**DOCUMENT EXTRACT:**
§ §
Let's work with word embeddings. We've been focusing on texts for the most part, but now we'll look at words directly using word2vec. We'll see what these embeddings look like and then use them to explore word similarity.

Let's start by getting our environment ready.

In [1]:
from text_analytics import TextAnalytics
import os
import pandas as pd

ai = TextAnalytics()
ai.data_dir = os.path.join(".", "data")
print("Done!")

Done!


Now, learning word embeddings takes quite a long time, even longer than the tasks we've been doing so far. Because of that, we'll load pre-trained word embeddings. If you *did* want to do it yourself, here's the code, commented out. And you can see a more detailed recipe in the *text_analytics* package.

In [2]:
file = "economic.nyt.1931-2016.gz"
file = os.path.join(ai.data_dir, file)
#df = pd.read_csv(file)
#print(df)

#ai.train_word2vec(df)

ai.word_vectors = ai.deserialize("w2v_embedding", file + ".w2v_embedding.json")
ai.word_vectors_vocab = ai.deserialize("w2v_vocab", file + ".w2v_vocab.json")
    
print(ai.word_vectors)
print(list(ai.word_vectors_vocab.keys())[0:20])

[[-0.1235968   0.04748945  0.16285081 ...  0.03241363 -0.03300684
   0.26601192]
 [-0.0030584   0.04572405  0.10358463 ... -0.00173236 -0.10827369
   0.20938973]
 [-0.19914334  0.03242941  0.0766376  ...  0.12763536  0.02289162
   0.0425519 ]
 ...
§ §
**WORK INSTRUCTIONS:** Reproduce the word embeddings tutorial above word for word, from start to finish.

**STORED DATA:**
§ §
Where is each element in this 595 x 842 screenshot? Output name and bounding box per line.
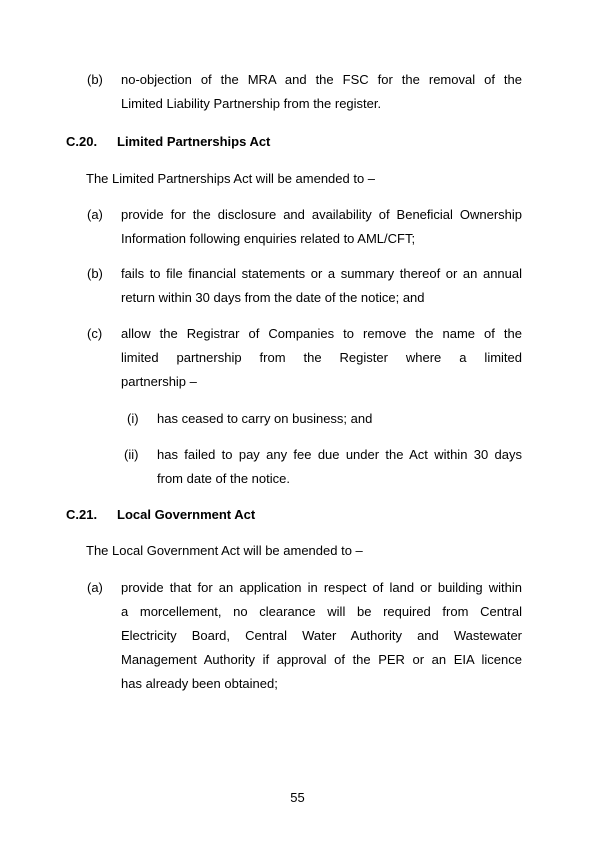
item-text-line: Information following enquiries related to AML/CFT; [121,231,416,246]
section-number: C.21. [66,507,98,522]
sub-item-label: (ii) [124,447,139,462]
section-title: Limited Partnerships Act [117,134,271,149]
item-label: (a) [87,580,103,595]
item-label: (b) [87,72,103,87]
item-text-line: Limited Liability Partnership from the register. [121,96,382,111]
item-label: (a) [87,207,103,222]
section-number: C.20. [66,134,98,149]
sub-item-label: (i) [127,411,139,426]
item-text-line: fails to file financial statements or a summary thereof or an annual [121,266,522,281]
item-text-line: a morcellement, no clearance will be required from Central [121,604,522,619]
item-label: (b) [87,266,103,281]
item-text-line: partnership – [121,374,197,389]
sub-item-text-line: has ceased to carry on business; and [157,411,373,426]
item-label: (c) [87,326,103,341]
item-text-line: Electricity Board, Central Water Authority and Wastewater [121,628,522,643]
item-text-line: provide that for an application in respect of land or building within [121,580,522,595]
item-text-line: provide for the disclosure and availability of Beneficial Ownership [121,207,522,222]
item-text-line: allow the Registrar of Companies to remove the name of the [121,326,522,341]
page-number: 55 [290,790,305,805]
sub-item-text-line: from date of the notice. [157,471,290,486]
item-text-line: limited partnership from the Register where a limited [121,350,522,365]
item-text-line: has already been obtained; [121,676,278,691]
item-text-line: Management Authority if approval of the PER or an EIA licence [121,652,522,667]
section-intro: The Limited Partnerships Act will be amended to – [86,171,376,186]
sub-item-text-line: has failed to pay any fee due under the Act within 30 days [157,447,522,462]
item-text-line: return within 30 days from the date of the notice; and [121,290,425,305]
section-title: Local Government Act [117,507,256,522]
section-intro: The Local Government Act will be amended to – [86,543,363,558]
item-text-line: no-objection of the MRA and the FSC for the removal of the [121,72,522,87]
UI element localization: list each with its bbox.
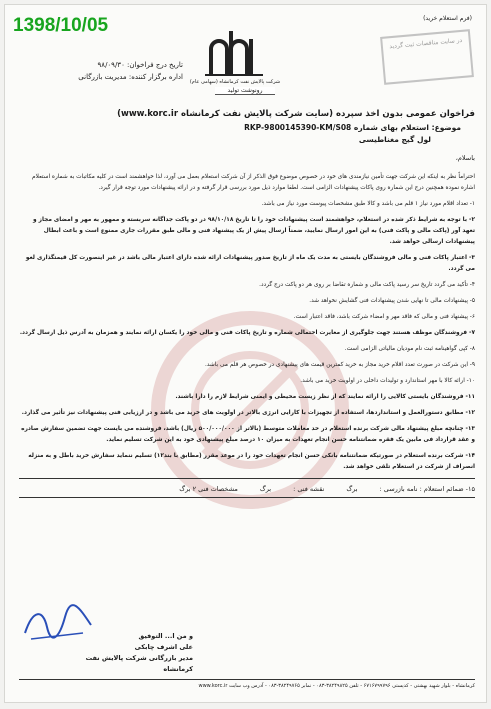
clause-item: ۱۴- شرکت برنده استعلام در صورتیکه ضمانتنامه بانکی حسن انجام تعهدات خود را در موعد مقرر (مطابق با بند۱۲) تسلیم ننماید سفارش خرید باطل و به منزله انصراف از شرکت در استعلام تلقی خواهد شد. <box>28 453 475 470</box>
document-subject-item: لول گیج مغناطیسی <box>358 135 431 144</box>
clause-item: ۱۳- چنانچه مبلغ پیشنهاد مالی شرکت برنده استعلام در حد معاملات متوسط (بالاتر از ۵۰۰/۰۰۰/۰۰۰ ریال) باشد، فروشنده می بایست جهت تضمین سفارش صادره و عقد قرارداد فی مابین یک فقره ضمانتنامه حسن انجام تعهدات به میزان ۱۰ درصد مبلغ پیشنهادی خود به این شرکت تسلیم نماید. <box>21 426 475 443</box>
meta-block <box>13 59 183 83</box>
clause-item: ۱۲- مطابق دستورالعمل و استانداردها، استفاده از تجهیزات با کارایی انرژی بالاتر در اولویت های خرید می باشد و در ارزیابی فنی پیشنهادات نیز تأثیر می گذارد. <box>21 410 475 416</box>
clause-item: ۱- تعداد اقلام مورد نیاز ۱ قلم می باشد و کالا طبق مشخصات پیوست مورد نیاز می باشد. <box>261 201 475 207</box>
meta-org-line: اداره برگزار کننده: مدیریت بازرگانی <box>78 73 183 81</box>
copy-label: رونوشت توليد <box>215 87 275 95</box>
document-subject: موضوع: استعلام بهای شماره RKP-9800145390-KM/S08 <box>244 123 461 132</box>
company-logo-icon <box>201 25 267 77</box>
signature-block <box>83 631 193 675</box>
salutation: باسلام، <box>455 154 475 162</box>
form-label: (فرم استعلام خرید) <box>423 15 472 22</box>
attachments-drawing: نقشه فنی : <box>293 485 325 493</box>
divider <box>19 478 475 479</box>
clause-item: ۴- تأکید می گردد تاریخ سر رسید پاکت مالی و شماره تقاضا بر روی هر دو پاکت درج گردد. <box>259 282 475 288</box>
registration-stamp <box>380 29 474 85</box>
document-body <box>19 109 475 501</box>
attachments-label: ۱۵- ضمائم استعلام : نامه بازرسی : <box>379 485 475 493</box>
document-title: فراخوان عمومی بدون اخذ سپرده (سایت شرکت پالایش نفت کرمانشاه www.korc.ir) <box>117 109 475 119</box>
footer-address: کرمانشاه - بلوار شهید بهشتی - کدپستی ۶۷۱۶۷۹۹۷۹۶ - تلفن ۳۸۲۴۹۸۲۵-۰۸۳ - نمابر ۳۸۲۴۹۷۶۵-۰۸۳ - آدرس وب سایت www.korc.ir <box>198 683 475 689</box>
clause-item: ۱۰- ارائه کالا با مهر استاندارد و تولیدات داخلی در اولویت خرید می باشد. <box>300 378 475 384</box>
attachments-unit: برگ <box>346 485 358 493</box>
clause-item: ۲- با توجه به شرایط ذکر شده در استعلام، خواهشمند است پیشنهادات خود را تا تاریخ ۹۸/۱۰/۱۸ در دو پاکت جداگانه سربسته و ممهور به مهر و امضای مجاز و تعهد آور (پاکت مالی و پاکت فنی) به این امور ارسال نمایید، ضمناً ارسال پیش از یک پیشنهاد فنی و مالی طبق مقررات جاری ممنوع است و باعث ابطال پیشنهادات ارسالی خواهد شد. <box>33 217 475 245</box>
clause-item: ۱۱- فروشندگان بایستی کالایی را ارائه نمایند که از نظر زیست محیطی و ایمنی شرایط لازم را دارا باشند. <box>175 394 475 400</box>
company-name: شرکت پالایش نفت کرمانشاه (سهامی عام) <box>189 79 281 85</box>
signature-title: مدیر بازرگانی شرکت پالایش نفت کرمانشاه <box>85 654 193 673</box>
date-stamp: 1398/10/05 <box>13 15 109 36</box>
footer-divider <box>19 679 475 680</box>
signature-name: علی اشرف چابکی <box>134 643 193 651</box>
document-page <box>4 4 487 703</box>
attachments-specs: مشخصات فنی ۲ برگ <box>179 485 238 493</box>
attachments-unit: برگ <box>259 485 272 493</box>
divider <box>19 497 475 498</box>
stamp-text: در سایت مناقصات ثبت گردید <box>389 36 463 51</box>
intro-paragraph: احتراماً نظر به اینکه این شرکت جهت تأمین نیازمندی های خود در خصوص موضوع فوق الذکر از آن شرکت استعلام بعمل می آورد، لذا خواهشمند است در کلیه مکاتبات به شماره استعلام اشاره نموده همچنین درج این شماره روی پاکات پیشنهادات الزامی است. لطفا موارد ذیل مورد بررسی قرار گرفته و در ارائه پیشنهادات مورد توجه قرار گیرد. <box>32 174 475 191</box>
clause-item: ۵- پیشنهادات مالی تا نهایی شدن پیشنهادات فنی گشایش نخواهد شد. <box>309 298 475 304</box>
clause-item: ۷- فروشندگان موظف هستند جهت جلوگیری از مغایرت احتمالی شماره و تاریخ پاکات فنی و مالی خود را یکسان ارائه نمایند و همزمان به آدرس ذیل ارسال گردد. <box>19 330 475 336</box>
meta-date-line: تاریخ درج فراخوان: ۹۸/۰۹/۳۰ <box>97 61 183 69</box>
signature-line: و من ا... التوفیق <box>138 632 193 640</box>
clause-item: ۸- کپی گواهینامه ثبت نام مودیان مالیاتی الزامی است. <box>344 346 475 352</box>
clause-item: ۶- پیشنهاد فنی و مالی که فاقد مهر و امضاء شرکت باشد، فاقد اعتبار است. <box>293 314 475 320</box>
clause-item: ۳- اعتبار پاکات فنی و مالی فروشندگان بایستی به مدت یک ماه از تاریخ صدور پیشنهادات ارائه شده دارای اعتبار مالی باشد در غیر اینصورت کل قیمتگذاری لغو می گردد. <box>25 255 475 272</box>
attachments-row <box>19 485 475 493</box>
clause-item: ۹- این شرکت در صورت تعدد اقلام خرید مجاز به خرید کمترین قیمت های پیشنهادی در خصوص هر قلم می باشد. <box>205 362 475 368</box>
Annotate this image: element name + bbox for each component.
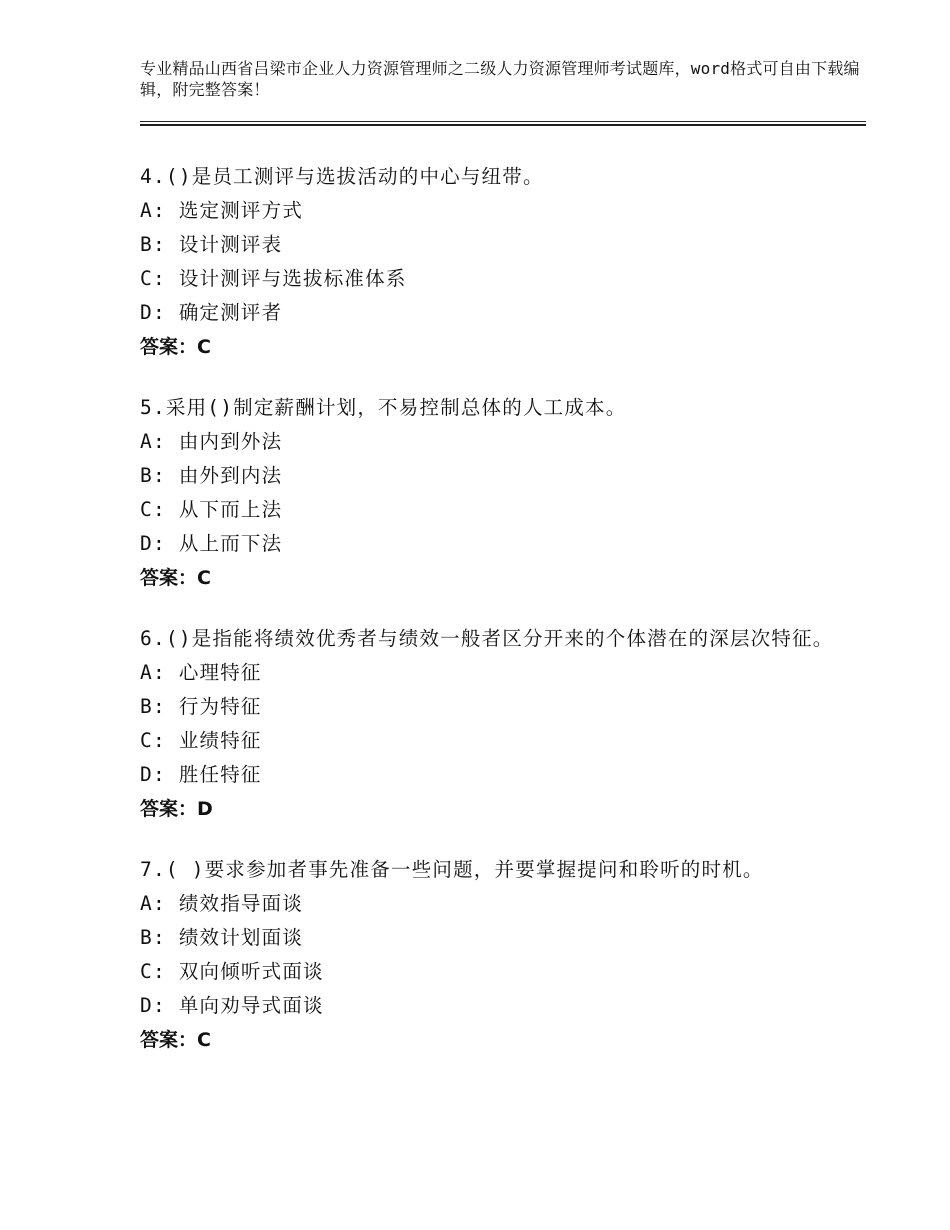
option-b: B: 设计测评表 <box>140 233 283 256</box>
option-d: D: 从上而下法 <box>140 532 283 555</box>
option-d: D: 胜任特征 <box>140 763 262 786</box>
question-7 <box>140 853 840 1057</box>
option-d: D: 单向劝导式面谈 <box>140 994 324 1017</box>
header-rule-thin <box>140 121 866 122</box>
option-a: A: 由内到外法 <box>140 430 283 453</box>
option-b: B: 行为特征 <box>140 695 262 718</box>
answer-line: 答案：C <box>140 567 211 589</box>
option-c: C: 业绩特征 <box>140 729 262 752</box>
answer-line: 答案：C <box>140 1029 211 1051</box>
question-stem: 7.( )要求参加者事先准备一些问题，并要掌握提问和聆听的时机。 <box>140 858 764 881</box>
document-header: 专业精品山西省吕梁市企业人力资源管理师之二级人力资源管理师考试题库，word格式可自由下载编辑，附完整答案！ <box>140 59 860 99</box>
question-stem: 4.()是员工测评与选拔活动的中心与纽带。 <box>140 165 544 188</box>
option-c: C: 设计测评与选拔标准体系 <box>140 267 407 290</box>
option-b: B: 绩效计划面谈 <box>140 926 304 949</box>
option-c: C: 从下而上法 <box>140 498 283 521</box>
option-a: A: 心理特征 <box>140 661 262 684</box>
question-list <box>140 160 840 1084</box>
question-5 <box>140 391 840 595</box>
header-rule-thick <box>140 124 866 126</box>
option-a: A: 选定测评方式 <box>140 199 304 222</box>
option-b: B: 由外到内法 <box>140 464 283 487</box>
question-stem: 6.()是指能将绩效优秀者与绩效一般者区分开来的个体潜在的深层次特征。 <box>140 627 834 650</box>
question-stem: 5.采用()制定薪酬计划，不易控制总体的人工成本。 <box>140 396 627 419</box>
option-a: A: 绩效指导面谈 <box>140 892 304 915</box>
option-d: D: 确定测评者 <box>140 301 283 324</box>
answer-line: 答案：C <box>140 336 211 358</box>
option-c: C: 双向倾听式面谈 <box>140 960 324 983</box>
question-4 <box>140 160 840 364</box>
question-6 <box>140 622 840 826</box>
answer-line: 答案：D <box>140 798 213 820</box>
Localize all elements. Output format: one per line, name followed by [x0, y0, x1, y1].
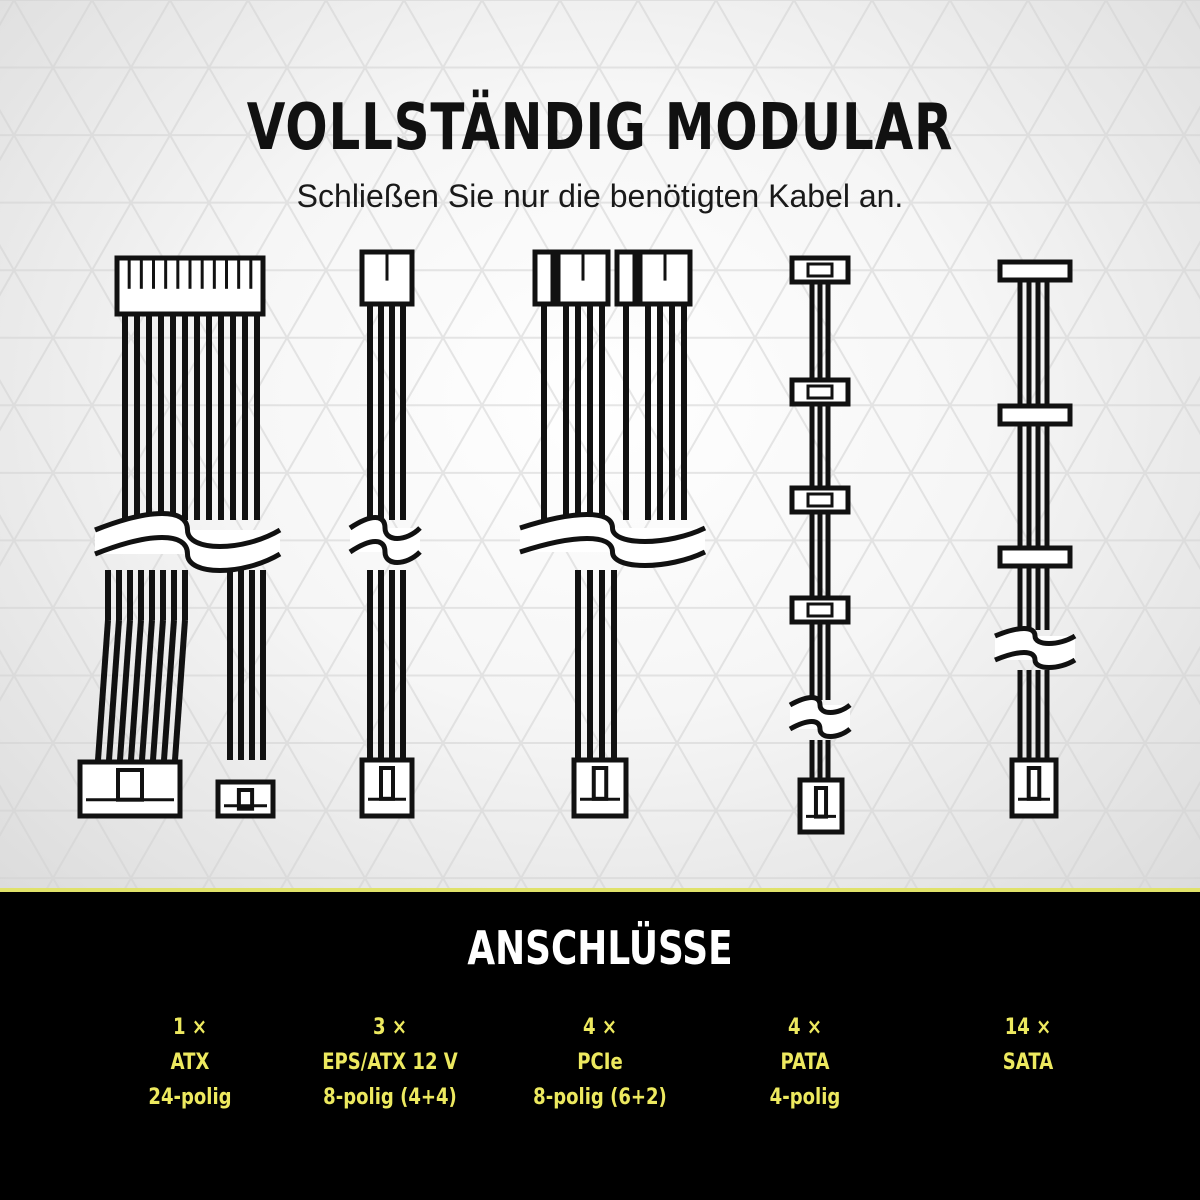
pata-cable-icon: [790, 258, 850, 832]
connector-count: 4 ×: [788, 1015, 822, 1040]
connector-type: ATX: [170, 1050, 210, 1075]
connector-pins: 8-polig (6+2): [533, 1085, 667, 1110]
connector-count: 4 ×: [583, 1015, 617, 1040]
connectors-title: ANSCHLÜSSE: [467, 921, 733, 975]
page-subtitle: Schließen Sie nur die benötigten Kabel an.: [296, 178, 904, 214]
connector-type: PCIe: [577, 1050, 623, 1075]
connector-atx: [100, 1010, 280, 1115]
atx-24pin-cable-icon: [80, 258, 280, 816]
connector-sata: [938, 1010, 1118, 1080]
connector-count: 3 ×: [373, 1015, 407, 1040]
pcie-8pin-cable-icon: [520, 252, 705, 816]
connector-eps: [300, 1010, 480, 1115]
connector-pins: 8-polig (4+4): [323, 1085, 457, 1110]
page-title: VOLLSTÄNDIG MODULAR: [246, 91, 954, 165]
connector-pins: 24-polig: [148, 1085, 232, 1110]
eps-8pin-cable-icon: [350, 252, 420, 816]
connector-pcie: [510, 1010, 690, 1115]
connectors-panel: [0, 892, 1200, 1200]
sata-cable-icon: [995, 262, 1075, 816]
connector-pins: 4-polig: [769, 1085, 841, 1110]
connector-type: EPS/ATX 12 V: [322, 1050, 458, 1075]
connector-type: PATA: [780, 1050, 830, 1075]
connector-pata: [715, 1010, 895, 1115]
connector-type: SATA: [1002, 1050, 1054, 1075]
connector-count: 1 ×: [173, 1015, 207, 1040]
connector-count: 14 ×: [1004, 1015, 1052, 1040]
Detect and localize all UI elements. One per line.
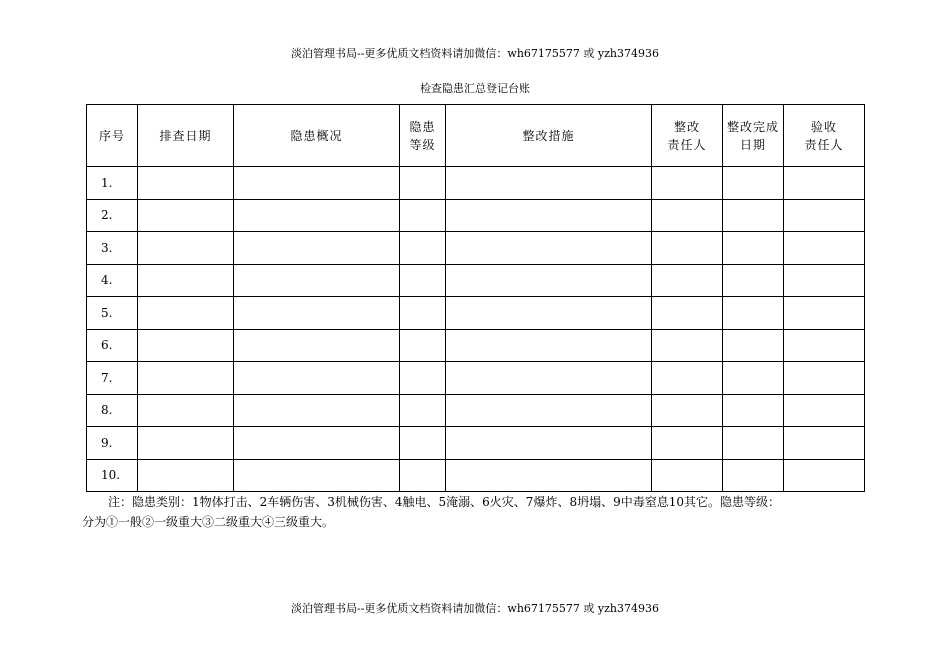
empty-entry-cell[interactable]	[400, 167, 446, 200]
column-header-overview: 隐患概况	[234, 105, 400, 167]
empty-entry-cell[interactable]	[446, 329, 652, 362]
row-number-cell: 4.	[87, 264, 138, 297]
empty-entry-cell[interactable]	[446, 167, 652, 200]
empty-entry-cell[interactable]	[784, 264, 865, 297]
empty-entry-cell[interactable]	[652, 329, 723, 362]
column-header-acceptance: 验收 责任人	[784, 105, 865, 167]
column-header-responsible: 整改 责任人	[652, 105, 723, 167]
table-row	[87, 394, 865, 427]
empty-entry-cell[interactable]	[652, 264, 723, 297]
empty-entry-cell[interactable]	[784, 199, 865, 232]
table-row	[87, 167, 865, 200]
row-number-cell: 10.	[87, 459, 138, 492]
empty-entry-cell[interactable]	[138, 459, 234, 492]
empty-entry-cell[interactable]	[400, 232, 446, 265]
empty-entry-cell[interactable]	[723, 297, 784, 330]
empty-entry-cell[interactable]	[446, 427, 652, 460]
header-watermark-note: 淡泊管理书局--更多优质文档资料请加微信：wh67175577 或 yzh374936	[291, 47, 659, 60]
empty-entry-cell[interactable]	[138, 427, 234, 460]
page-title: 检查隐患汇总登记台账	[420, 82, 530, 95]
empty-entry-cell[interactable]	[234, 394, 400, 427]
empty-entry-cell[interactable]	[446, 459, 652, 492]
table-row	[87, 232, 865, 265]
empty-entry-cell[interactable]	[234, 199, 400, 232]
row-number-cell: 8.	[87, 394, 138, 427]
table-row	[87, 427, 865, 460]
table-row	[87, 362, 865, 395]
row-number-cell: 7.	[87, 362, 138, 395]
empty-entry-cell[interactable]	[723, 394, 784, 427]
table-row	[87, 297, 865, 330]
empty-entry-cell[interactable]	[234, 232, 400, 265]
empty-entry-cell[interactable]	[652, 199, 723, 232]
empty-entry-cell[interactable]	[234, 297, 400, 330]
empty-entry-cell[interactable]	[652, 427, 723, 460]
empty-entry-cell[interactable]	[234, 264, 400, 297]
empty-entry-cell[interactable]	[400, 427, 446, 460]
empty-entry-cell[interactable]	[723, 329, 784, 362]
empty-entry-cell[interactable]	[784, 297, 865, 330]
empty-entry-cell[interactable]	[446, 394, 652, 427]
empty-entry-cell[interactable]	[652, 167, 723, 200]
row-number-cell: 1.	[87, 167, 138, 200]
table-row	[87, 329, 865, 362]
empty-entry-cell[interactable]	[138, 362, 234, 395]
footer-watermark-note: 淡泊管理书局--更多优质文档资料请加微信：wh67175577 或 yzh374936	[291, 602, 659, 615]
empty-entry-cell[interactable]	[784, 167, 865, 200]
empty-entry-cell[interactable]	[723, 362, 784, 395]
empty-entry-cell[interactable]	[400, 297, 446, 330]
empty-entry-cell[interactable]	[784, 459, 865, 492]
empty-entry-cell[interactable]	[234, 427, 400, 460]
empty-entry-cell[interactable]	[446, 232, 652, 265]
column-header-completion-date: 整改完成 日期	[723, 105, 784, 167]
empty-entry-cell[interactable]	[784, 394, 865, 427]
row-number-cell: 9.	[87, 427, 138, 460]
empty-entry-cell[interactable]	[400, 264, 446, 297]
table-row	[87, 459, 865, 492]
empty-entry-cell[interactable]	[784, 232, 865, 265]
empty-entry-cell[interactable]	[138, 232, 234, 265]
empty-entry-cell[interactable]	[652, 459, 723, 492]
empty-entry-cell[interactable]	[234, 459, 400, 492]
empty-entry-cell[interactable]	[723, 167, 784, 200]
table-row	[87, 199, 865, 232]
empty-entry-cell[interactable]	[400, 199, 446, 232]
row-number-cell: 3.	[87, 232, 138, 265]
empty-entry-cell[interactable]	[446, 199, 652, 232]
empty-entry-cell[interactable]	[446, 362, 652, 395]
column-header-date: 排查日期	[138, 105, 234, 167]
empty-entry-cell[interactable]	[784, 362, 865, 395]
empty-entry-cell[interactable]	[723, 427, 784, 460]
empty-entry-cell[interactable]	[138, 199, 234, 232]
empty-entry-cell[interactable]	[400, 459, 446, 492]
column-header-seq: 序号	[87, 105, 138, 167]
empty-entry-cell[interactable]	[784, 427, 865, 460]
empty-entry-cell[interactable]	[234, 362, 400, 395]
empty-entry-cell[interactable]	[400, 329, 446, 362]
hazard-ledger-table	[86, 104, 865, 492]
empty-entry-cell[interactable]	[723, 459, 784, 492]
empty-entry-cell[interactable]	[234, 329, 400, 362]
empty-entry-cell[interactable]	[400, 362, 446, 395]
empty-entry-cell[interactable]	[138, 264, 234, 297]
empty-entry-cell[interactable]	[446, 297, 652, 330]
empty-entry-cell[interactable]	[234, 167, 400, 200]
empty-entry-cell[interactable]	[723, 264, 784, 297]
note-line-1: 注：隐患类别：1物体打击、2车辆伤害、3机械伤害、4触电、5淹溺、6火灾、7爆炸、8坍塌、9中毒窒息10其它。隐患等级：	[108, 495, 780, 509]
§ §
**ANSWER TO THIS PROBLEM:**
Let's work with word embeddings. We've been focusing on texts for the most part, but now we'll look at words directly using word2vec. We'll see what these embeddings look like and then use them to explore word similarity.

Let's start by getting our environment ready.

In [1]:
from text_analytics import TextAnalytics
import os
import pandas as pd

ai = TextAnalytics()
ai.data_dir = os.path.join(".", "data")
print("Done!")

Done!


Now, learning word embeddings takes quite a long time, even longer than the tasks we've been doing so far. Because of that, we'll load pre-trained word embeddings. If you *did* want to do it yourself, here's the code, commented out. And you can see a more detailed recipe in the *text_analytics* package.

In [2]:
file = "economic.nyt.1931-2016.gz"
file = os.path.join(ai.data_dir, file)
#df = pd.read_csv(file)
#print(df)

#ai.train_word2vec(df)

ai.word_vectors = ai.deserialize("w2v_embedding", file + ".w2v_embedding.json")
ai.word_vectors_vocab = ai.deserialize("w2v_vocab", file + ".w2v_vocab.json")
    
print(ai.word_vectors)
print(list(ai.word_vectors_vocab.keys())[0:20])

[[-0.1235968   0.04748945  0.16285081 ...  0.03241363 -0.03300684
   0.26601192]
 [-0.0030584   0.04572405  0.10358463 ... -0.00173236 -0.10827369
   0.20938973]
 [-0.19914334  0.03242941  0.0766376  ...  0.12763536  0.02289162
   0.0425519 ]
 ...